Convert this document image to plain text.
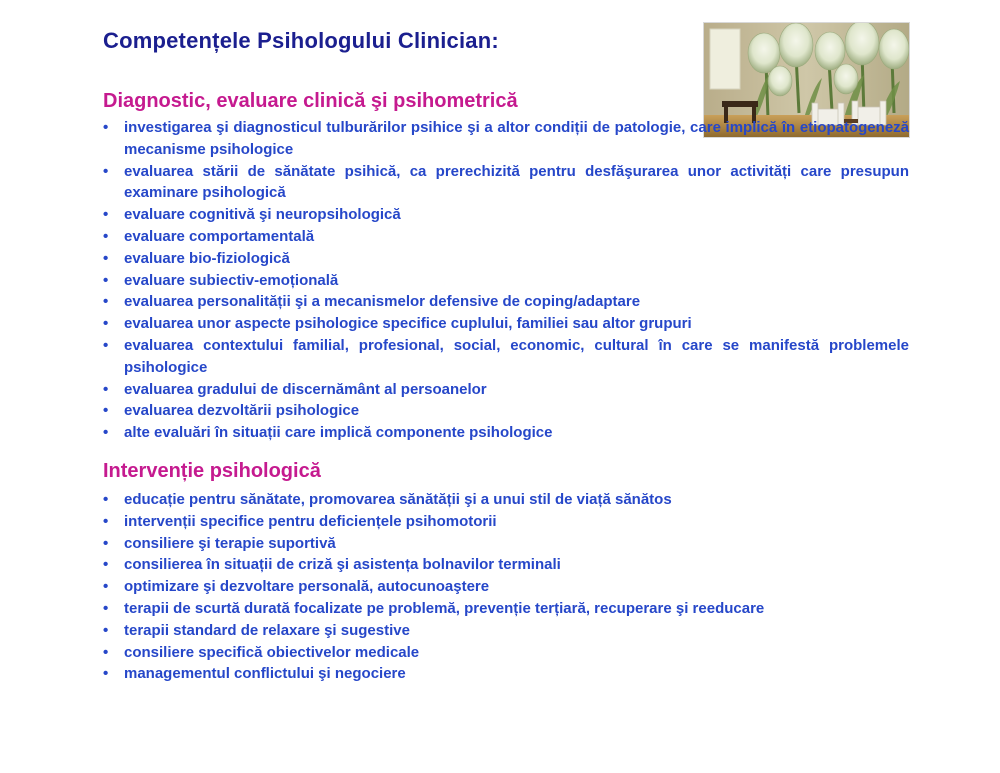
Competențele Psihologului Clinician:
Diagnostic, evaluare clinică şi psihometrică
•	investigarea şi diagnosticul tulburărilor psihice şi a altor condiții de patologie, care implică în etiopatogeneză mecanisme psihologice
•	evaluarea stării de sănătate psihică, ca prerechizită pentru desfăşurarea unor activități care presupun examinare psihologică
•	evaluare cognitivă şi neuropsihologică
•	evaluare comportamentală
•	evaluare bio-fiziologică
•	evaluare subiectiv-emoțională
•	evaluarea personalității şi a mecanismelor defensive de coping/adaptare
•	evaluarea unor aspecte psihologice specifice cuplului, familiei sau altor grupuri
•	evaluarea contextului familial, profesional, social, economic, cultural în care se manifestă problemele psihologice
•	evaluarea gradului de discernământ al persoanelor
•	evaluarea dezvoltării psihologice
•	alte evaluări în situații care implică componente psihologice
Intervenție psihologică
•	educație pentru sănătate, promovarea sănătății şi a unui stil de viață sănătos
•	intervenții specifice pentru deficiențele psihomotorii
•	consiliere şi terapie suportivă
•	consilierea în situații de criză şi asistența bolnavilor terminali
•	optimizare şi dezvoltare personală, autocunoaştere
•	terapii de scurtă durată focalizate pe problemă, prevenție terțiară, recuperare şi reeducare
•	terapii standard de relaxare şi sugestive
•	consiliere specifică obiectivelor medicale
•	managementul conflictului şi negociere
^^^^
**Short problem**
Write the entries above out again exactly, but not the pictures.

**Output for this exercise**
Convert this document image to plain text.
Competențele Psihologului Clinician:
Diagnostic, evaluare clinică şi psihometrică
•	investigarea şi diagnosticul tulburărilor psihice şi a altor condiții de patologie, care implică în etiopatogeneză mecanisme psihologice
•	evaluarea stării de sănătate psihică, ca prerechizită pentru desfăşurarea unor activități care presupun examinare psihologică
•	evaluare cognitivă şi neuropsihologică
•	evaluare comportamentală
•	evaluare bio-fiziologică
•	evaluare subiectiv-emoțională
•	evaluarea personalității şi a mecanismelor defensive de coping/adaptare
•	evaluarea unor aspecte psihologice specifice cuplului, familiei sau altor grupuri
•	evaluarea contextului familial, profesional, social, economic, cultural în care se manifestă problemele psihologice
•	evaluarea gradului de discernământ al persoanelor
•	evaluarea dezvoltării psihologice
•	alte evaluări în situații care implică componente psihologice
Intervenție psihologică
•	educație pentru sănătate, promovarea sănătății şi a unui stil de viață sănătos
•	intervenții specifice pentru deficiențele psihomotorii
•	consiliere şi terapie suportivă
•	consilierea în situații de criză şi asistența bolnavilor terminali
•	optimizare şi dezvoltare personală, autocunoaştere
•	terapii de scurtă durată focalizate pe problemă, prevenție terțiară, recuperare şi reeducare
•	terapii standard de relaxare şi sugestive
•	consiliere specifică obiectivelor medicale
•	managementul conflictului şi negociere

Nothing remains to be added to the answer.